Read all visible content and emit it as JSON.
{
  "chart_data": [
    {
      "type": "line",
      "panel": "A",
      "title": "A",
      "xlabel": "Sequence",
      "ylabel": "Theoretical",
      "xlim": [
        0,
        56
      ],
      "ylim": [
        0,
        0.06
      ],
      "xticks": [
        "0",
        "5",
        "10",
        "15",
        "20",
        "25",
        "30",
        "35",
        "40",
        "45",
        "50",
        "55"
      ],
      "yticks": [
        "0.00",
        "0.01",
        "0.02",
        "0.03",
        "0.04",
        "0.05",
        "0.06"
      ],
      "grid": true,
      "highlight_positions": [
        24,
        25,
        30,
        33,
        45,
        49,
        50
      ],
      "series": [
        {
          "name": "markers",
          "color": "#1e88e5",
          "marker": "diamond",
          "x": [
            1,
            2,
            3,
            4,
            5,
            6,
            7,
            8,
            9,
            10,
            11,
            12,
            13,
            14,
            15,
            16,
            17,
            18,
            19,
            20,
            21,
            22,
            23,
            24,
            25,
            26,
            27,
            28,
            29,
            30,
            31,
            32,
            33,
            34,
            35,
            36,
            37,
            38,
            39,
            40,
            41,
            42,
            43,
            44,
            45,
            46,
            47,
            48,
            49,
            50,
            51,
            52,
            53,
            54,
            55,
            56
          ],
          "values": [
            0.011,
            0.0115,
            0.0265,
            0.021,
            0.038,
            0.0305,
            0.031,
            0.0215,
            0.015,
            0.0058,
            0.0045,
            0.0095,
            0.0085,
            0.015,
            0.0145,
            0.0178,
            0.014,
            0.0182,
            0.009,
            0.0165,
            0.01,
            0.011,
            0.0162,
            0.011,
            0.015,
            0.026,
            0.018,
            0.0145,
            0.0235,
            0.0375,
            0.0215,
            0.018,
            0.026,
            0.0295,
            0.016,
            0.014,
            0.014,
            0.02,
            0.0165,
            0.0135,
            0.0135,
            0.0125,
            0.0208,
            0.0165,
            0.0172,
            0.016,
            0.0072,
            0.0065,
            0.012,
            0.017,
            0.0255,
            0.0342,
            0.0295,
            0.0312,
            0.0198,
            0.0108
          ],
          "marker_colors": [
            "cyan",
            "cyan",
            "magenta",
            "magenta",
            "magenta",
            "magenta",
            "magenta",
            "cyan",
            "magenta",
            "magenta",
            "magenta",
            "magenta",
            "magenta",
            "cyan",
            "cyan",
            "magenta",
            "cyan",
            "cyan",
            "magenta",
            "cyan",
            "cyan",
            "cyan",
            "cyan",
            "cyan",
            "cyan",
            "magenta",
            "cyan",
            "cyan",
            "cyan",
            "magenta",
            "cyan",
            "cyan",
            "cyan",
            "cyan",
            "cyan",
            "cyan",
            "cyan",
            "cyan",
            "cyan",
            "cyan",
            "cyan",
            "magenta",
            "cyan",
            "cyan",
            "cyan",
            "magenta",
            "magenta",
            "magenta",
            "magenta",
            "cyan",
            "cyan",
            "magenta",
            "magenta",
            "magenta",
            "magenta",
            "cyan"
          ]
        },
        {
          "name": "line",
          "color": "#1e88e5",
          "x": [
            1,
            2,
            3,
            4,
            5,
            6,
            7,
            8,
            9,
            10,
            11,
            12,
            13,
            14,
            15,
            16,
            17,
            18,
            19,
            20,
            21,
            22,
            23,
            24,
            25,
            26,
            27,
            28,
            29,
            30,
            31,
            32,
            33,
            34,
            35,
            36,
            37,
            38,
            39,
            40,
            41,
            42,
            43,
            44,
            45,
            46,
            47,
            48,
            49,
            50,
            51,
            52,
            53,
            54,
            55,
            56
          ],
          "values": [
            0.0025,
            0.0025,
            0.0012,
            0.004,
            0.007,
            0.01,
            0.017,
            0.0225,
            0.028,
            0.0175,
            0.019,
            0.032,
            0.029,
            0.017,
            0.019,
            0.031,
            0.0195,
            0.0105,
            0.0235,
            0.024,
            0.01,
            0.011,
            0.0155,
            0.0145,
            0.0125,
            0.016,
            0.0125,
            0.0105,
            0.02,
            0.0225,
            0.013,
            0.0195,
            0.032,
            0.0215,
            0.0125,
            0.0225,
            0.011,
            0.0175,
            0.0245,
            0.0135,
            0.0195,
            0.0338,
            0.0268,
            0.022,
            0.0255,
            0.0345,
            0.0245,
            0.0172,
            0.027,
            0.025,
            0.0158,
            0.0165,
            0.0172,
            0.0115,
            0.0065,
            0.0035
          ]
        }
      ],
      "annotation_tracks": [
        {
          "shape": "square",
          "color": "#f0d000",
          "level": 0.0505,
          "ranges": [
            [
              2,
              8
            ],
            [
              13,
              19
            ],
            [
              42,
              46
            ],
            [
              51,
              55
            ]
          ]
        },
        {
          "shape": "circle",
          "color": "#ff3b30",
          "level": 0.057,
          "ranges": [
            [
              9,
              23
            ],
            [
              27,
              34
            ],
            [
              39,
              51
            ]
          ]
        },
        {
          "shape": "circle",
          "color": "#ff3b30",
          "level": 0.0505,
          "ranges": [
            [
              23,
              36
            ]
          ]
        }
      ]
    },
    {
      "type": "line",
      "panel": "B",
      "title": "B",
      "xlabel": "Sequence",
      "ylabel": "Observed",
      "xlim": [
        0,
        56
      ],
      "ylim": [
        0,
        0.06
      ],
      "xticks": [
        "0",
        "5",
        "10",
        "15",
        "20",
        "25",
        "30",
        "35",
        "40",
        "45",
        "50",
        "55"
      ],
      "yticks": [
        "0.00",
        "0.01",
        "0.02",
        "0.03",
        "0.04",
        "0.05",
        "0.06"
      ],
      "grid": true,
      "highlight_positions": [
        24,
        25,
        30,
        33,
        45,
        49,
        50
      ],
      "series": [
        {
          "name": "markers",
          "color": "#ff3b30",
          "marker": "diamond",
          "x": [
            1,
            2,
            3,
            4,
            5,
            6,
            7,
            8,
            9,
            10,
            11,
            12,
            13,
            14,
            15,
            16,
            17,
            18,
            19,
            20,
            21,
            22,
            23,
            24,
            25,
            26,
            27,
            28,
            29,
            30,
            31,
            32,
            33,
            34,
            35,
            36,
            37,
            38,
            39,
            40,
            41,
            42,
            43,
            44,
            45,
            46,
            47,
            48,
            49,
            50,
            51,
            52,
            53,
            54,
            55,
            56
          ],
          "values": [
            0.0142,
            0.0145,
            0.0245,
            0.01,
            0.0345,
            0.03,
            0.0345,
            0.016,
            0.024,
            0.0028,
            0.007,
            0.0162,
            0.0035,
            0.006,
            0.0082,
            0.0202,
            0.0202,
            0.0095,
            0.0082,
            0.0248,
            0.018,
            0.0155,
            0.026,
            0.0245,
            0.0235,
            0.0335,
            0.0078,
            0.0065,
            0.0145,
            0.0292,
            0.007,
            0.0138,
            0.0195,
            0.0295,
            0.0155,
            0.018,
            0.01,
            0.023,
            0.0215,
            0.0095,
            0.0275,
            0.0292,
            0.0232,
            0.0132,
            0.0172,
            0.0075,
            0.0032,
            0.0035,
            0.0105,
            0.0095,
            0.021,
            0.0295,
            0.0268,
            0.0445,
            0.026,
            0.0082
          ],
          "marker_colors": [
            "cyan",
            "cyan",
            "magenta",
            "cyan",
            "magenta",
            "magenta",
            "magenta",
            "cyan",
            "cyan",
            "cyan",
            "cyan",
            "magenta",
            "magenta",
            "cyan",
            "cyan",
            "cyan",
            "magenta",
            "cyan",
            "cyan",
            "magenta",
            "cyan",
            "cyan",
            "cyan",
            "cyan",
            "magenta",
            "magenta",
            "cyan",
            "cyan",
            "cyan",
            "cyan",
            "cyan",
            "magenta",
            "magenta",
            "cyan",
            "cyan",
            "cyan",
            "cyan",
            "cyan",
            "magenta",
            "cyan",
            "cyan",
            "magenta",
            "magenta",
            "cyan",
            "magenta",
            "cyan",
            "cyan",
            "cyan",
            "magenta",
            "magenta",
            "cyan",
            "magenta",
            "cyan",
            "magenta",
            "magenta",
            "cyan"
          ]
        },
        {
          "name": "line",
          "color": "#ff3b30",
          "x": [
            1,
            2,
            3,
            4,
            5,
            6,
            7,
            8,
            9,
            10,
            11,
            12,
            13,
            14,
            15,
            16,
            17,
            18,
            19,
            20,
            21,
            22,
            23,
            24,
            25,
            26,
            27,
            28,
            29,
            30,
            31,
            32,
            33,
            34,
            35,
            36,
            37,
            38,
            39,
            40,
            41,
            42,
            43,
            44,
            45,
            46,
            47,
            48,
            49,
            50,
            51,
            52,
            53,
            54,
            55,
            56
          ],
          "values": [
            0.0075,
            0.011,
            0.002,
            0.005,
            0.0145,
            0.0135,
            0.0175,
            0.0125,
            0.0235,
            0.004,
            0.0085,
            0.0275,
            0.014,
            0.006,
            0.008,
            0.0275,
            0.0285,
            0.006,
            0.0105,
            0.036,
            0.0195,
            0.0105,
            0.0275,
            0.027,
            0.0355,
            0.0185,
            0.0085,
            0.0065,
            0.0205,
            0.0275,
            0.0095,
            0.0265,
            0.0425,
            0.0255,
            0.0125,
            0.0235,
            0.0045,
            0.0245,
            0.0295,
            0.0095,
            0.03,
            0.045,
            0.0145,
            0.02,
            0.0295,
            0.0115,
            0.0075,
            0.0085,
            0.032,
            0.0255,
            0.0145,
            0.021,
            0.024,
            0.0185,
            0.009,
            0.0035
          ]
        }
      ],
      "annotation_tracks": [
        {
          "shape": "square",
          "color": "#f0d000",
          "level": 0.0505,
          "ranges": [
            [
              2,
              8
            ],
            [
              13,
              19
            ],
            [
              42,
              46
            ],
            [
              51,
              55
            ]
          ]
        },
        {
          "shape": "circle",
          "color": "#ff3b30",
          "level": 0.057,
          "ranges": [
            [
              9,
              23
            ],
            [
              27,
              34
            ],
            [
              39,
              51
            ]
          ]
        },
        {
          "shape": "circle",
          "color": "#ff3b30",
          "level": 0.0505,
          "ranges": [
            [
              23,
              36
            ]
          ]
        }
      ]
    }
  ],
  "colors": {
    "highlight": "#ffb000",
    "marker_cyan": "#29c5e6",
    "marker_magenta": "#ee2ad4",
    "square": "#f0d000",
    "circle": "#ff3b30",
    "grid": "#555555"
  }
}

+--

— PROBLEM TO WORK ON —
From the listing above, collect each line in which the string "ylabel" appears.

— THE RESPONSE —
      "ylabel": "Theoretical",
      "ylabel": "Observed",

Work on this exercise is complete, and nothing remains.